**Short task 1**.
In the bearded dragon waterfall thread, what harm did the shop worker say a waterfall's higher humidity can cause?
**Short task 2**.
Update the bearded dragon waterfall thread between "# Waterfalls with" and "this actually true?", inclusive, changing "moving water" to "running water".
**Short task 3**.
Check each statement against the bearded dragon waterfall thread: (a) The opening post describes the water bowl on the Exo Terra waterfalls as very deep and not very wide. (b) The shop worker said waterfalls are easy to keep clean. (c) connor 1213 disagreed with what joeandcaitlin reported.

---------- Passage given

# Waterfalls with Bearded Dragons - good or bad?



## tomo359

Hi,
I know a lot of people recommend having moving water in with Bearded Dragons as they often don't see still water, plus is also adds a bit of enrichment for them, but is this actually true?

Also, I have seen those Exo Terra waterfalls which look nice, but the actual water bowl on the bottom looks very deep and not very wide so I can't actually see how the Beardie gets to the water easily.

What do people here think? Does anyone recommend them or should I stay away from them?
Thanks.


----------



## joeandcaitlin

When i first bought my bearded dragon i wanted a waterfall in with mine, but the bloke at the shop said its bad as it raises the humidity which can cause breathing problems, 
and he also said they are a pain as you have to keep cleaning them.


----------



## connor 1213

joeandcaitlin said:


> When i first bought my bearded dragon i wanted a waterfall in with mine, but the bloke at the shop said its bad as it raises the humidity which can cause breathing problems,
> and he also said they are a pain as you have to keep cleaning them.


very true!

--------------------
---------- Material supplied

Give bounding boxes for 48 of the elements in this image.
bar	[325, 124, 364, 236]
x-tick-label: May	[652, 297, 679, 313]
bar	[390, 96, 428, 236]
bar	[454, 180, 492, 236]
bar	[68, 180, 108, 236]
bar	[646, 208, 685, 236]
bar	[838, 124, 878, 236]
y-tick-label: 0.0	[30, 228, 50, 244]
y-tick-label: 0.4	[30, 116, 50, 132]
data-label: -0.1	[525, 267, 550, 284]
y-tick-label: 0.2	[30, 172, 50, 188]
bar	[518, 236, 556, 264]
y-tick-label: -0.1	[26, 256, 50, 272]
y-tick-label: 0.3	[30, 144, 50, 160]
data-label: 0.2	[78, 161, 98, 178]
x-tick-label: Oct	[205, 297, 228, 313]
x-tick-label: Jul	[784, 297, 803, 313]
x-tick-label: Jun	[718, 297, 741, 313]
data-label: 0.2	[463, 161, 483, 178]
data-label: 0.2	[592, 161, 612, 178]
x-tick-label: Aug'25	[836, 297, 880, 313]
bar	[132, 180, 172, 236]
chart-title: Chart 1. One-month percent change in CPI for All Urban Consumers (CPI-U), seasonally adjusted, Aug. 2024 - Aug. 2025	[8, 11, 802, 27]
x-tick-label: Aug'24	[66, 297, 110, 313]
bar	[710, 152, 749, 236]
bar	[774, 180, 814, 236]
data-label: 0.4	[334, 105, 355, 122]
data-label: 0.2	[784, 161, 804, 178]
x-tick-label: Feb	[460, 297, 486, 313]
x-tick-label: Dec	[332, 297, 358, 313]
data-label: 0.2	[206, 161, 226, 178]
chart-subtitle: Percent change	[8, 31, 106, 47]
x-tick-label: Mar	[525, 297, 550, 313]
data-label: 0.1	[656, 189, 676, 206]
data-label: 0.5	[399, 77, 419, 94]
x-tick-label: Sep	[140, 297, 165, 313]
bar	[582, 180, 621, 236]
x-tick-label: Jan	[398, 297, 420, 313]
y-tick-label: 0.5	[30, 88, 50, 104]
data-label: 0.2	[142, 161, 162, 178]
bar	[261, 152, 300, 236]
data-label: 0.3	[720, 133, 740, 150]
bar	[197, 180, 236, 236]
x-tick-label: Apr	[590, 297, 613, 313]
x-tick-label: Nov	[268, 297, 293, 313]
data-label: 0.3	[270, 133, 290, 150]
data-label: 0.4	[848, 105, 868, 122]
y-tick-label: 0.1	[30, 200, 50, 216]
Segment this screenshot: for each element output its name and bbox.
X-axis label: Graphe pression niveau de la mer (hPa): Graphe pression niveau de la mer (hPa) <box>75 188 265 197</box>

--------------------

**Correct response 1**.
Breathing problems.

**Correct response 2**.
# Waterfalls with Bearded Dragons - good or bad?



## tomo359

Hi,
I know a lot of people recommend having running water in with Bearded Dragons as they often don't see still water, plus is also adds a bit of enrichment for them, but is this actually true?

**Correct response 3**.
(a) Yes: "the actual water bowl on the bottom looks very deep and not very wide"
(b) No: "they are a pain as you have to keep cleaning them"
(c) No: "very true!"